AVAILABLE DATA =>
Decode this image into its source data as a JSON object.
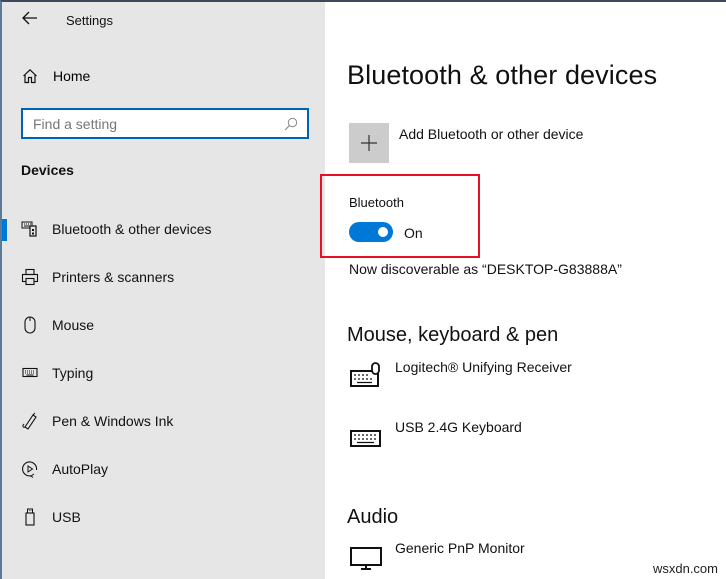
{
  "window": {
    "app_title": "Settings"
  },
  "sidebar": {
    "back_icon": "arrow-left-icon",
    "home": {
      "label": "Home",
      "icon": "home-icon"
    },
    "search": {
      "placeholder": "Find a setting",
      "value": "",
      "icon": "search-icon"
    },
    "section": "Devices",
    "items": [
      {
        "label": "Bluetooth & other devices",
        "icon": "bluetooth-devices-icon",
        "selected": true
      },
      {
        "label": "Printers & scanners",
        "icon": "printer-icon",
        "selected": false
      },
      {
        "label": "Mouse",
        "icon": "mouse-icon",
        "selected": false
      },
      {
        "label": "Typing",
        "icon": "keyboard-icon",
        "selected": false
      },
      {
        "label": "Pen & Windows Ink",
        "icon": "pen-icon",
        "selected": false
      },
      {
        "label": "AutoPlay",
        "icon": "autoplay-icon",
        "selected": false
      },
      {
        "label": "USB",
        "icon": "usb-icon",
        "selected": false
      }
    ]
  },
  "main": {
    "title": "Bluetooth & other devices",
    "add_device": {
      "label": "Add Bluetooth or other device",
      "icon": "plus-icon"
    },
    "bluetooth": {
      "label": "Bluetooth",
      "toggle_on": true,
      "state_label": "On",
      "discoverable_text": "Now discoverable as “DESKTOP-G83888A”"
    },
    "groups": [
      {
        "title": "Mouse, keyboard & pen",
        "devices": [
          {
            "name": "Logitech® Unifying Receiver",
            "icon": "keyboard-mouse-icon"
          },
          {
            "name": "USB 2.4G Keyboard",
            "icon": "keyboard-icon"
          }
        ]
      },
      {
        "title": "Audio",
        "devices": [
          {
            "name": "Generic PnP Monitor",
            "icon": "monitor-icon"
          }
        ]
      }
    ]
  },
  "colors": {
    "accent": "#0078d7",
    "highlight_border": "#e81123",
    "sidebar_bg": "#e6e6e6"
  },
  "watermark": "wsxdn.com"
}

TASK TO COMPLETE => From the data above, gather every line that includes the word "name".

EXPECTED OUTPUT =>
            "name": "Logitech® Unifying Receiver",
            "name": "USB 2.4G Keyboard",
            "name": "Generic PnP Monitor",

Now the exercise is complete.